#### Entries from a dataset

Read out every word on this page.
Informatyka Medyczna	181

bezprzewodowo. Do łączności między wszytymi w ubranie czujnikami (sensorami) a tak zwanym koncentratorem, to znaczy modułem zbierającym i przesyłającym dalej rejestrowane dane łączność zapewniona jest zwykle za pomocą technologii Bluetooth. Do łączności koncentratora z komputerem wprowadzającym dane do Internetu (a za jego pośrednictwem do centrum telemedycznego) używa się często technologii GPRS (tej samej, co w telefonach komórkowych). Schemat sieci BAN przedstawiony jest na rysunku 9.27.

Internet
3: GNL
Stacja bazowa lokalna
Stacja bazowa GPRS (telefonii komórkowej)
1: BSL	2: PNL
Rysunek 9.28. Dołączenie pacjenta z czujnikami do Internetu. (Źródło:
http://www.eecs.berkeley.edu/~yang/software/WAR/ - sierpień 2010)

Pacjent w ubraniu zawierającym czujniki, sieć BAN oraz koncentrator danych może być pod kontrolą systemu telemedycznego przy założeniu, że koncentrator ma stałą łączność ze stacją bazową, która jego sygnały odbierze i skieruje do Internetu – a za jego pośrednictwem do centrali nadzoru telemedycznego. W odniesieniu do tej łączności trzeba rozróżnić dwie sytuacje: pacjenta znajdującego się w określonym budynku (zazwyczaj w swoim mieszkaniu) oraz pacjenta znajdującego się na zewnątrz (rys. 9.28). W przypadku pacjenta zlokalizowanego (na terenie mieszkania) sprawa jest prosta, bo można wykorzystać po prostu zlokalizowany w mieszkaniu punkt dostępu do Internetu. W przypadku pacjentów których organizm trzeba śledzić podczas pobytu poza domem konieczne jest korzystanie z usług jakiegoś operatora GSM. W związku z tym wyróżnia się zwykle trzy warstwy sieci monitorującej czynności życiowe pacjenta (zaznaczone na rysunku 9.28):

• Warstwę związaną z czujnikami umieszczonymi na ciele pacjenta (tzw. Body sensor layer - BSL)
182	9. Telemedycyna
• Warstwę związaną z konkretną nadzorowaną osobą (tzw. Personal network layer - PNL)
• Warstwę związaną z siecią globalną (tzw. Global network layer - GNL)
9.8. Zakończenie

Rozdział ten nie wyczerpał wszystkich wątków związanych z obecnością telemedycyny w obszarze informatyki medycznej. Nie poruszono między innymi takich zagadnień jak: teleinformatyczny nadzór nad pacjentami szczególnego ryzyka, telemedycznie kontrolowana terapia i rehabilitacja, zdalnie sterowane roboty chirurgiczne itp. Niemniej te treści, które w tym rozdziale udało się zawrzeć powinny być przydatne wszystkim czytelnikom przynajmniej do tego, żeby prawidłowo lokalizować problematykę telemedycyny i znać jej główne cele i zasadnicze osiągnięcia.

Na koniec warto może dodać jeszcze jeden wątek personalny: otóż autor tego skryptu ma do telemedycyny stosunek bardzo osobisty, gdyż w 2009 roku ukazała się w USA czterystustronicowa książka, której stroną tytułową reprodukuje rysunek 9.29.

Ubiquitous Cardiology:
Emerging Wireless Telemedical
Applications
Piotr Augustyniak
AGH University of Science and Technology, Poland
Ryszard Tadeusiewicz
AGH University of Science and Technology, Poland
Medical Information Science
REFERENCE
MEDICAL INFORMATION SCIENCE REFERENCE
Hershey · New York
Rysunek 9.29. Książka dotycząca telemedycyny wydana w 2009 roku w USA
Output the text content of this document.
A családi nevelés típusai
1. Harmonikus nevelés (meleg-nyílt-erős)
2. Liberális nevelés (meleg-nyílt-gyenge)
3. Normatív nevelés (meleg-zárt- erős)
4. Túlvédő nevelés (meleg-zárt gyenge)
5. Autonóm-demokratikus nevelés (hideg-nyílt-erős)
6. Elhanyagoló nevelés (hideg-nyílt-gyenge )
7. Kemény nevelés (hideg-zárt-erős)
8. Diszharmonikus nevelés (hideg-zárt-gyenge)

#### Written exercise
Quote each line of the data above exactly as written.

#### Task answer
Read out every word on this page.
Informatyka Medyczna	181

bezprzewodowo. Do łączności między wszytymi w ubranie czujnikami (sensorami) a tak zwanym koncentratorem, to znaczy modułem zbierającym i przesyłającym dalej rejestrowane dane łączność zapewniona jest zwykle za pomocą technologii Bluetooth. Do łączności koncentratora z komputerem wprowadzającym dane do Internetu (a za jego pośrednictwem do centrum telemedycznego) używa się często technologii GPRS (tej samej, co w telefonach komórkowych). Schemat sieci BAN przedstawiony jest na rysunku 9.27.

Internet
3: GNL
Stacja bazowa lokalna
Stacja bazowa GPRS (telefonii komórkowej)
1: BSL	2: PNL
Rysunek 9.28. Dołączenie pacjenta z czujnikami do Internetu. (Źródło:
http://www.eecs.berkeley.edu/~yang/software/WAR/ - sierpień 2010)

Pacjent w ubraniu zawierającym czujniki, sieć BAN oraz koncentrator danych może być pod kontrolą systemu telemedycznego przy założeniu, że koncentrator ma stałą łączność ze stacją bazową, która jego sygnały odbierze i skieruje do Internetu – a za jego pośrednictwem do centrali nadzoru telemedycznego. W odniesieniu do tej łączności trzeba rozróżnić dwie sytuacje: pacjenta znajdującego się w określonym budynku (zazwyczaj w swoim mieszkaniu) oraz pacjenta znajdującego się na zewnątrz (rys. 9.28). W przypadku pacjenta zlokalizowanego (na terenie mieszkania) sprawa jest prosta, bo można wykorzystać po prostu zlokalizowany w mieszkaniu punkt dostępu do Internetu. W przypadku pacjentów których organizm trzeba śledzić podczas pobytu poza domem konieczne jest korzystanie z usług jakiegoś operatora GSM. W związku z tym wyróżnia się zwykle trzy warstwy sieci monitorującej czynności życiowe pacjenta (zaznaczone na rysunku 9.28):

• Warstwę związaną z czujnikami umieszczonymi na ciele pacjenta (tzw. Body sensor layer - BSL)
182	9. Telemedycyna
• Warstwę związaną z konkretną nadzorowaną osobą (tzw. Personal network layer - PNL)
• Warstwę związaną z siecią globalną (tzw. Global network layer - GNL)
9.8. Zakończenie

Rozdział ten nie wyczerpał wszystkich wątków związanych z obecnością telemedycyny w obszarze informatyki medycznej. Nie poruszono między innymi takich zagadnień jak: teleinformatyczny nadzór nad pacjentami szczególnego ryzyka, telemedycznie kontrolowana terapia i rehabilitacja, zdalnie sterowane roboty chirurgiczne itp. Niemniej te treści, które w tym rozdziale udało się zawrzeć powinny być przydatne wszystkim czytelnikom przynajmniej do tego, żeby prawidłowo lokalizować problematykę telemedycyny i znać jej główne cele i zasadnicze osiągnięcia.

Na koniec warto może dodać jeszcze jeden wątek personalny: otóż autor tego skryptu ma do telemedycyny stosunek bardzo osobisty, gdyż w 2009 roku ukazała się w USA czterystustronicowa książka, której stroną tytułową reprodukuje rysunek 9.29.

Ubiquitous Cardiology:
Emerging Wireless Telemedical
Applications
Piotr Augustyniak
AGH University of Science and Technology, Poland
Ryszard Tadeusiewicz
AGH University of Science and Technology, Poland
Medical Information Science
REFERENCE
MEDICAL INFORMATION SCIENCE REFERENCE
Hershey · New York
Rysunek 9.29. Książka dotycząca telemedycyny wydana w 2009 roku w USA
Output the text content of this document.
A családi nevelés típusai
1. Harmonikus nevelés (meleg-nyílt-erős)
2. Liberális nevelés (meleg-nyílt-gyenge)
3. Normatív nevelés (meleg-zárt- erős)
4. Túlvédő nevelés (meleg-zárt gyenge)
5. Autonóm-demokratikus nevelés (hideg-nyílt-erős)
6. Elhanyagoló nevelés (hideg-nyílt-gyenge )
7. Kemény nevelés (hideg-zárt-erős)
8. Diszharmonikus nevelés (hideg-zárt-gyenge)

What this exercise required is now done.